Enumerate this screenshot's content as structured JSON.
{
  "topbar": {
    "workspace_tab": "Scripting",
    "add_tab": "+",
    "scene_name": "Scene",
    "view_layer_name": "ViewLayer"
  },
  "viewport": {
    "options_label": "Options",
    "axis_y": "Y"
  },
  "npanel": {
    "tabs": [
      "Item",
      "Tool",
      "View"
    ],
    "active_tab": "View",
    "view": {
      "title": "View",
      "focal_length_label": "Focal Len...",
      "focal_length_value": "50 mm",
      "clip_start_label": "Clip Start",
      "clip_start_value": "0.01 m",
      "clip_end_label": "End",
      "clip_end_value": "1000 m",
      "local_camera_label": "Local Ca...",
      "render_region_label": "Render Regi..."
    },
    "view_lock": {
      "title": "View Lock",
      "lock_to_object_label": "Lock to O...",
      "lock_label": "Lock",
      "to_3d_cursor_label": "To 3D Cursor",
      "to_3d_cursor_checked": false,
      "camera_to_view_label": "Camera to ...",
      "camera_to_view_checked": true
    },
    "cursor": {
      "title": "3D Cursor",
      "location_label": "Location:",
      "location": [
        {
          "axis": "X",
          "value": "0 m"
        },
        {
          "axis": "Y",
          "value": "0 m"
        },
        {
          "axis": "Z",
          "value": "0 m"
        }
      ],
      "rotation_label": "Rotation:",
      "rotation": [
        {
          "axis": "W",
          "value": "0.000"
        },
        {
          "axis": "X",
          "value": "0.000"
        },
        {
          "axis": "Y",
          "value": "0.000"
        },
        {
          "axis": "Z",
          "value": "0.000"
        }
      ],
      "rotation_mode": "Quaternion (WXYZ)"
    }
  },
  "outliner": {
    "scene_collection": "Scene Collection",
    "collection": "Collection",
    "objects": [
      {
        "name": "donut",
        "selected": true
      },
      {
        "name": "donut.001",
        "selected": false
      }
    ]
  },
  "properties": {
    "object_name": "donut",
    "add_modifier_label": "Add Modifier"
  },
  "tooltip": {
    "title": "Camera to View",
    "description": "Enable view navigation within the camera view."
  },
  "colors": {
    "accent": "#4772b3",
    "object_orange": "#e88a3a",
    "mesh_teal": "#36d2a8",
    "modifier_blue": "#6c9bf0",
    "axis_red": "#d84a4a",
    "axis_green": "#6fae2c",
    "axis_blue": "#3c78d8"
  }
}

○ ○ ○ ○ ○

▸ Aim
All of the records must be repeated exactly.

▸ Written solution
Enumerate this screenshot's content as structured JSON.
{
  "topbar": {
    "workspace_tab": "Scripting",
    "add_tab": "+",
    "scene_name": "Scene",
    "view_layer_name": "ViewLayer"
  },
  "viewport": {
    "options_label": "Options",
    "axis_y": "Y"
  },
  "npanel": {
    "tabs": [
      "Item",
      "Tool",
      "View"
    ],
    "active_tab": "View",
    "view": {
      "title": "View",
      "focal_length_label": "Focal Len...",
      "focal_length_value": "50 mm",
      "clip_start_label": "Clip Start",
      "clip_start_value": "0.01 m",
      "clip_end_label": "End",
      "clip_end_value": "1000 m",
      "local_camera_label": "Local Ca...",
      "render_region_label": "Render Regi..."
    },
    "view_lock": {
      "title": "View Lock",
      "lock_to_object_label": "Lock to O...",
      "lock_label": "Lock",
      "to_3d_cursor_label": "To 3D Cursor",
      "to_3d_cursor_checked": false,
      "camera_to_view_label": "Camera to ...",
      "camera_to_view_checked": true
    },
    "cursor": {
      "title": "3D Cursor",
      "location_label": "Location:",
      "location": [
        {
          "axis": "X",
          "value": "0 m"
        },
        {
          "axis": "Y",
          "value": "0 m"
        },
        {
          "axis": "Z",
          "value": "0 m"
        }
      ],
      "rotation_label": "Rotation:",
      "rotation": [
        {
          "axis": "W",
          "value": "0.000"
        },
        {
          "axis": "X",
          "value": "0.000"
        },
        {
          "axis": "Y",
          "value": "0.000"
        },
        {
          "axis": "Z",
          "value": "0.000"
        }
      ],
      "rotation_mode": "Quaternion (WXYZ)"
    }
  },
  "outliner": {
    "scene_collection": "Scene Collection",
    "collection": "Collection",
    "objects": [
      {
        "name": "donut",
        "selected": true
      },
      {
        "name": "donut.001",
        "selected": false
      }
    ]
  },
  "properties": {
    "object_name": "donut",
    "add_modifier_label": "Add Modifier"
  },
  "tooltip": {
    "title": "Camera to View",
    "description": "Enable view navigation within the camera view."
  },
  "colors": {
    "accent": "#4772b3",
    "object_orange": "#e88a3a",
    "mesh_teal": "#36d2a8",
    "modifier_blue": "#6c9bf0",
    "axis_red": "#d84a4a",
    "axis_green": "#6fae2c",
    "axis_blue": "#3c78d8"
  }
}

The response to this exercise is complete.